§ **Extract**
○ ○ ○ ○ ○
The key operational components include:

A series of alternating air supply and exhaust ducts arranged in a pattern that creates a mixed airflow
Grain columns typically 12-16 inches thick for optimal air penetration
Metering rolls at the bottom to control grain flow rate
Multiple heating zones with independent temperature control
Cooling section in the lower portion of many models

The mixed airflow pattern ensures that each kernel receives multiple exposures to the drying air, resulting in more uniform moisture removal and reduced thermal stress on the grain. This design allows for higher drying temperatures without compromising grain quality, as the exposure time to peak temperatures is reduced compared to other dryer types.

Energy Efficiency Factors

Mixed flow dryers achieve their efficiency through several design elements:

Multiple air passes: The mixed flow pattern allows drying air to make multiple passes through the grain, extracting more moisture per unit of energy.
Heat recovery systems: Many modern mixed flow dryers incorporate heat recovery, capturing and reusing heat from the cooling section.
Precise temperature control: Multiple heating zones allow for optimized temperature profiles that maximize efficiency.
Improved airflow dynamics: The mixed flow pattern reduces static pressure requirements, lowering fan energy consumption.

According to manufacturer data and field studies, mixed flow dryers typically use 1,600-2,200 BTU per pound of water removed, representing a 15-25% improvement over conventional cross-flow designs.

Cost Considerations

Initial Investment

Small to medium capacity (500-1,000 bu/hr): $75,000-$200,000
Medium to large capacity (1,000-3,000 bu/hr): $200,000-$400,000
Large capacity (3,000+ bu/hr): $400,000-$500,000+

These costs typically include the dryer unit itself but may not include site preparation, electrical work, or grain handling equipment.

Operating Costs

Fuel (propane): $0.015-0.025 per bushel per point of moisture removed
Electricity: $0.005-0.010 per bushel per point of moisture removed
Maintenance: Approximately 2-3% of initial investment annually
Labor: Minimal due to automation, typically 0.5-1 hour per day of operation

For a typical corn farming operation in the Upper Midwest removing 10 points of moisture, total operating costs range from $0.20-$0.35 per bushel.
○ ○ ○ ○ ○
§ **Stated problem A**
According to the passage on mixed flow dryers, how thick are the grain columns typically?
§ **Stated problem B**
List every design element that the passage on mixed flow dryers names as a source of their energy efficiency.
§ **Stated problem C**
Transcribe the passage on mixed flow dryers, beginning at the words "Mixed flow dryers achieve" and stopping after "the cooling section.".

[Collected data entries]
○ ○ ○ ○ ○
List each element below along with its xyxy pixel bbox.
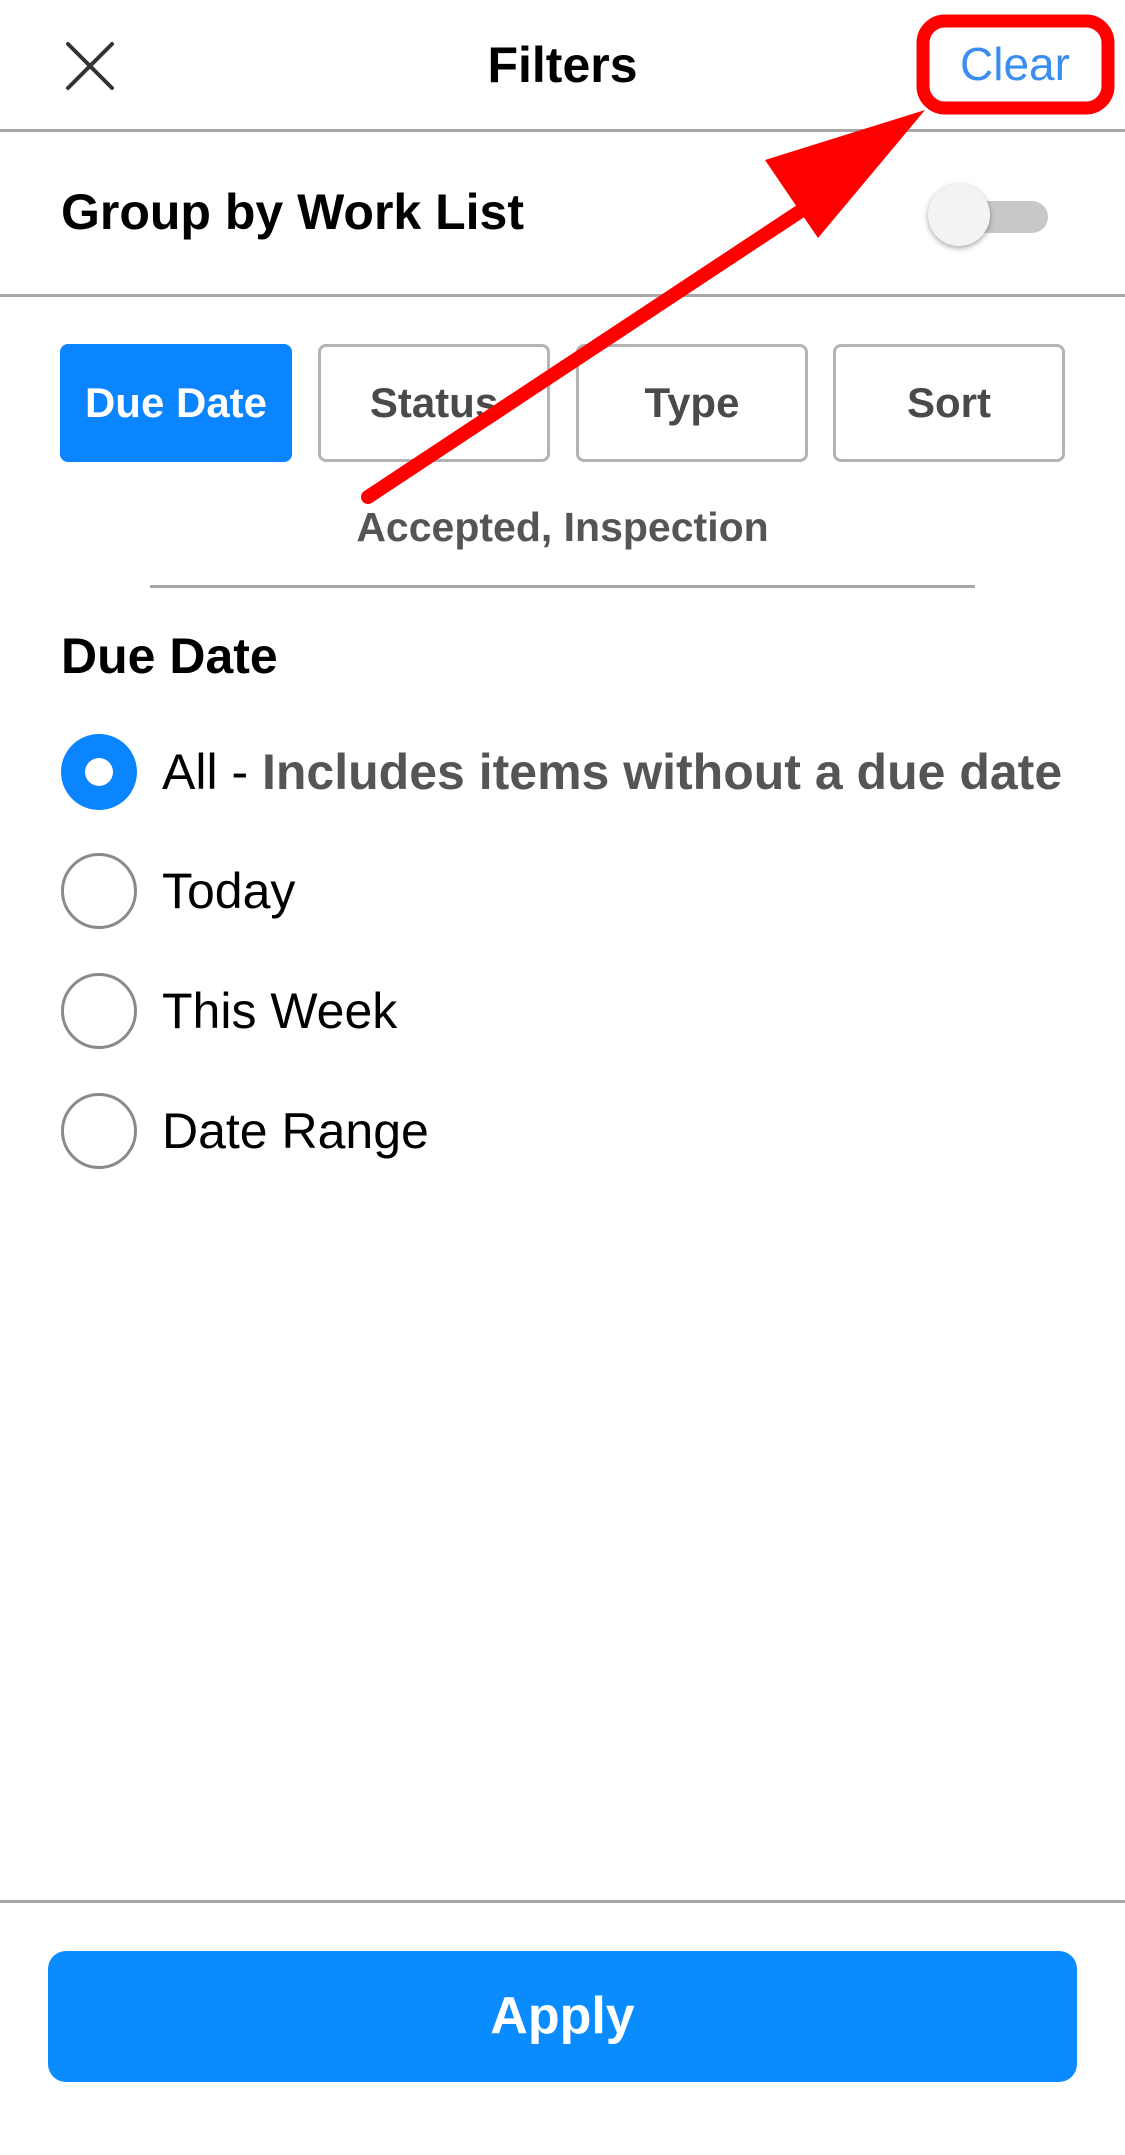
radio-unchecked-icon (61, 853, 137, 929)
option-this-week-label: This Week (162, 983, 398, 1039)
option-all[interactable]: All - Includes items without a due date (61, 734, 1121, 810)
option-date-range-label: Date Range (162, 1103, 429, 1159)
group-by-toggle[interactable] (928, 184, 1052, 246)
radio-unchecked-icon (61, 1093, 137, 1169)
header-bar: Filters Clear (0, 0, 1125, 132)
toggle-knob (928, 184, 990, 246)
annotation-overlay (361, 14, 1115, 504)
tab-type[interactable]: Type (576, 344, 808, 462)
group-by-row: Group by Work List (0, 132, 1125, 297)
tab-status[interactable]: Status (318, 344, 550, 462)
clear-button[interactable]: Clear (935, 30, 1095, 98)
option-all-label: All - (162, 744, 262, 800)
option-label: All - Includes items without a due date (162, 742, 1062, 802)
tab-sort[interactable]: Sort (833, 344, 1065, 462)
summary-divider (150, 585, 975, 588)
option-today-label: Today (162, 863, 296, 919)
radio-checked-icon (61, 734, 137, 810)
group-by-label: Group by Work List (61, 184, 524, 240)
option-date-range[interactable]: Date Range (61, 1093, 1121, 1169)
option-today[interactable]: Today (61, 853, 1121, 929)
tab-due-date[interactable]: Due Date (60, 344, 292, 462)
footer-divider (0, 1900, 1125, 1903)
filter-tabs: Due Date Status Type Sort (60, 344, 1065, 464)
radio-unchecked-icon (61, 973, 137, 1049)
section-title-due-date: Due Date (61, 628, 278, 684)
option-all-description: Includes items without a due date (262, 744, 1063, 800)
option-this-week[interactable]: This Week (61, 973, 1121, 1049)
filter-summary: Accepted, Inspection (356, 504, 769, 550)
apply-button[interactable]: Apply (48, 1951, 1077, 2082)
○ ○ ○ ○ ○
§ **Task response A**
12-16 inches thick

§ **Task response B**
Multiple air passes
Heat recovery systems
Precise temperature control
Improved airflow dynamics

§ **Task response C**
Mixed flow dryers achieve their efficiency through several design elements:

Multiple air passes: The mixed flow pattern allows drying air to make multiple passes through the grain, extracting more moisture per unit of energy.
Heat recovery systems: Many modern mixed flow dryers incorporate heat recovery, capturing and reusing heat from the cooling section.